GIVEN INSTRUCTION
Repeat the whole listing exactly.

Records contained in a dataset
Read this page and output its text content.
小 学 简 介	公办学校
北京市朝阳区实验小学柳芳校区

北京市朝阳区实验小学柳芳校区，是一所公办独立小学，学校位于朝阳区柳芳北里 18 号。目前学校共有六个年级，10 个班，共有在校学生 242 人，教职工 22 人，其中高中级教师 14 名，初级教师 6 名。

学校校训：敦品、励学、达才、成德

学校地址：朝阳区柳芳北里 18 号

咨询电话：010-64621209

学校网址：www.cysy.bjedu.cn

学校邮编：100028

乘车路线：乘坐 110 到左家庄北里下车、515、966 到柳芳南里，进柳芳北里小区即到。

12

WRITTEN SOLUTION
Read this page and output its text content.
小 学 简 介	公办学校
北京市朝阳区实验小学柳芳校区

北京市朝阳区实验小学柳芳校区，是一所公办独立小学，学校位于朝阳区柳芳北里 18 号。目前学校共有六个年级，10 个班，共有在校学生 242 人，教职工 22 人，其中高中级教师 14 名，初级教师 6 名。

学校校训：敦品、励学、达才、成德

学校地址：朝阳区柳芳北里 18 号

咨询电话：010-64621209

学校网址：www.cysy.bjedu.cn

学校邮编：100028

乘车路线：乘坐 110 到左家庄北里下车、515、966 到柳芳南里，进柳芳北里小区即到。

12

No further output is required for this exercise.